__Requirement__
Reproduce the entries exactly.

──────── Input rows ────────

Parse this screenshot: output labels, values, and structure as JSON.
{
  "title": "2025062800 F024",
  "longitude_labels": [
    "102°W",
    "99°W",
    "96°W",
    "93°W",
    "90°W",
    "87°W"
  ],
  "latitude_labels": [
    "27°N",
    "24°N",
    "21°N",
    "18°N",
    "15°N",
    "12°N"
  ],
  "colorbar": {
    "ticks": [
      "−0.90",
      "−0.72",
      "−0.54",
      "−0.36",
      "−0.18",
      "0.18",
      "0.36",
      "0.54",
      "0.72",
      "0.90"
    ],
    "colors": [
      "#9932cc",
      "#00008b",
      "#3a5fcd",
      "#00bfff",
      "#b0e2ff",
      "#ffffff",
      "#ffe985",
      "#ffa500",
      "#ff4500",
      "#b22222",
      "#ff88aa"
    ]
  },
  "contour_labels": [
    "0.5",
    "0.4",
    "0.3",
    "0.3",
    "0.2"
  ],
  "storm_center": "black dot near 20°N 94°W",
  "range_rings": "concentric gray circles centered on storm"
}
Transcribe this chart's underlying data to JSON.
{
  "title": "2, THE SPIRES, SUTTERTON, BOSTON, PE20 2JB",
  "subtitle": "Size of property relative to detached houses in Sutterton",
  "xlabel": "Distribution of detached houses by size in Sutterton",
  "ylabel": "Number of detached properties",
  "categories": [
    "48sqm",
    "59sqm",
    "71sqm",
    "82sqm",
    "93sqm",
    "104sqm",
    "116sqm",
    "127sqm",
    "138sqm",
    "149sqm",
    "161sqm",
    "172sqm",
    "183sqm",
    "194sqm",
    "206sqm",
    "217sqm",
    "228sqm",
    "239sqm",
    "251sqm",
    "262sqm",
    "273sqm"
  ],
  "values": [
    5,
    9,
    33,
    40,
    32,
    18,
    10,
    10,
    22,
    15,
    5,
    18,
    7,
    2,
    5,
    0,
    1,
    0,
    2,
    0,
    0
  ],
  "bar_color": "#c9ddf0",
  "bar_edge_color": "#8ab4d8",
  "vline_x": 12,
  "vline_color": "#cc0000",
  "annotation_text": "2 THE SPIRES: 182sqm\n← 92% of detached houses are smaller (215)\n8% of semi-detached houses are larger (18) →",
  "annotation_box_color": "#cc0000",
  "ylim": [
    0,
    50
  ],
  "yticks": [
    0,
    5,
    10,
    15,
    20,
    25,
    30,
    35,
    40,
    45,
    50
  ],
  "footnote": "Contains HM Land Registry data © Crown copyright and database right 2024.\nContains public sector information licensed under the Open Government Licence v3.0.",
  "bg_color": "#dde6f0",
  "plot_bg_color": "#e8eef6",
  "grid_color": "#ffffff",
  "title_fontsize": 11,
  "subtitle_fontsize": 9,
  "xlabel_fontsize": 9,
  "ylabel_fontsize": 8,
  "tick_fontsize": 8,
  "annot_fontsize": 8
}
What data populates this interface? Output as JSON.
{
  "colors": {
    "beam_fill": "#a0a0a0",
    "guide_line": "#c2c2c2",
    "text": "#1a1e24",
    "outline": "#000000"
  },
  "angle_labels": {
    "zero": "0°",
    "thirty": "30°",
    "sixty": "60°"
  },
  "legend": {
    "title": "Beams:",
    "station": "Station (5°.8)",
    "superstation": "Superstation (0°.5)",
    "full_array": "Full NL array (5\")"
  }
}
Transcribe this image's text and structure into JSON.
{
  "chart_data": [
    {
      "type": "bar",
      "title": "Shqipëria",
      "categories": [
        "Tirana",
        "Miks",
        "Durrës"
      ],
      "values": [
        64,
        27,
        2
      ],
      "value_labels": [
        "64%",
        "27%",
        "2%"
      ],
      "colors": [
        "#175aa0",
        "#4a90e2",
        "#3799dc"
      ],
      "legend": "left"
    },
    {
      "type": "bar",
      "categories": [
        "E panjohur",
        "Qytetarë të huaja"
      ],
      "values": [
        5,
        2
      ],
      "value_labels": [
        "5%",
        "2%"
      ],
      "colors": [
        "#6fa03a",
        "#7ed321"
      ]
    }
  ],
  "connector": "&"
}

────────

__Task answer__
Parse this screenshot: output labels, values, and structure as JSON.
{
  "title": "2025062800 F024",
  "longitude_labels": [
    "102°W",
    "99°W",
    "96°W",
    "93°W",
    "90°W",
    "87°W"
  ],
  "latitude_labels": [
    "27°N",
    "24°N",
    "21°N",
    "18°N",
    "15°N",
    "12°N"
  ],
  "colorbar": {
    "ticks": [
      "−0.90",
      "−0.72",
      "−0.54",
      "−0.36",
      "−0.18",
      "0.18",
      "0.36",
      "0.54",
      "0.72",
      "0.90"
    ],
    "colors": [
      "#9932cc",
      "#00008b",
      "#3a5fcd",
      "#00bfff",
      "#b0e2ff",
      "#ffffff",
      "#ffe985",
      "#ffa500",
      "#ff4500",
      "#b22222",
      "#ff88aa"
    ]
  },
  "contour_labels": [
    "0.5",
    "0.4",
    "0.3",
    "0.3",
    "0.2"
  ],
  "storm_center": "black dot near 20°N 94°W",
  "range_rings": "concentric gray circles centered on storm"
}
Transcribe this chart's underlying data to JSON.
{
  "title": "2, THE SPIRES, SUTTERTON, BOSTON, PE20 2JB",
  "subtitle": "Size of property relative to detached houses in Sutterton",
  "xlabel": "Distribution of detached houses by size in Sutterton",
  "ylabel": "Number of detached properties",
  "categories": [
    "48sqm",
    "59sqm",
    "71sqm",
    "82sqm",
    "93sqm",
    "104sqm",
    "116sqm",
    "127sqm",
    "138sqm",
    "149sqm",
    "161sqm",
    "172sqm",
    "183sqm",
    "194sqm",
    "206sqm",
    "217sqm",
    "228sqm",
    "239sqm",
    "251sqm",
    "262sqm",
    "273sqm"
  ],
  "values": [
    5,
    9,
    33,
    40,
    32,
    18,
    10,
    10,
    22,
    15,
    5,
    18,
    7,
    2,
    5,
    0,
    1,
    0,
    2,
    0,
    0
  ],
  "bar_color": "#c9ddf0",
  "bar_edge_color": "#8ab4d8",
  "vline_x": 12,
  "vline_color": "#cc0000",
  "annotation_text": "2 THE SPIRES: 182sqm\n← 92% of detached houses are smaller (215)\n8% of semi-detached houses are larger (18) →",
  "annotation_box_color": "#cc0000",
  "ylim": [
    0,
    50
  ],
  "yticks": [
    0,
    5,
    10,
    15,
    20,
    25,
    30,
    35,
    40,
    45,
    50
  ],
  "footnote": "Contains HM Land Registry data © Crown copyright and database right 2024.\nContains public sector information licensed under the Open Government Licence v3.0.",
  "bg_color": "#dde6f0",
  "plot_bg_color": "#e8eef6",
  "grid_color": "#ffffff",
  "title_fontsize": 11,
  "subtitle_fontsize": 9,
  "xlabel_fontsize": 9,
  "ylabel_fontsize": 8,
  "tick_fontsize": 8,
  "annot_fontsize": 8
}
What data populates this interface? Output as JSON.
{
  "colors": {
    "beam_fill": "#a0a0a0",
    "guide_line": "#c2c2c2",
    "text": "#1a1e24",
    "outline": "#000000"
  },
  "angle_labels": {
    "zero": "0°",
    "thirty": "30°",
    "sixty": "60°"
  },
  "legend": {
    "title": "Beams:",
    "station": "Station (5°.8)",
    "superstation": "Superstation (0°.5)",
    "full_array": "Full NL array (5\")"
  }
}
Transcribe this image's text and structure into JSON.
{
  "chart_data": [
    {
      "type": "bar",
      "title": "Shqipëria",
      "categories": [
        "Tirana",
        "Miks",
        "Durrës"
      ],
      "values": [
        64,
        27,
        2
      ],
      "value_labels": [
        "64%",
        "27%",
        "2%"
      ],
      "colors": [
        "#175aa0",
        "#4a90e2",
        "#3799dc"
      ],
      "legend": "left"
    },
    {
      "type": "bar",
      "categories": [
        "E panjohur",
        "Qytetarë të huaja"
      ],
      "values": [
        5,
        2
      ],
      "value_labels": [
        "5%",
        "2%"
      ],
      "colors": [
        "#6fa03a",
        "#7ed321"
      ]
    }
  ],
  "connector": "&"
}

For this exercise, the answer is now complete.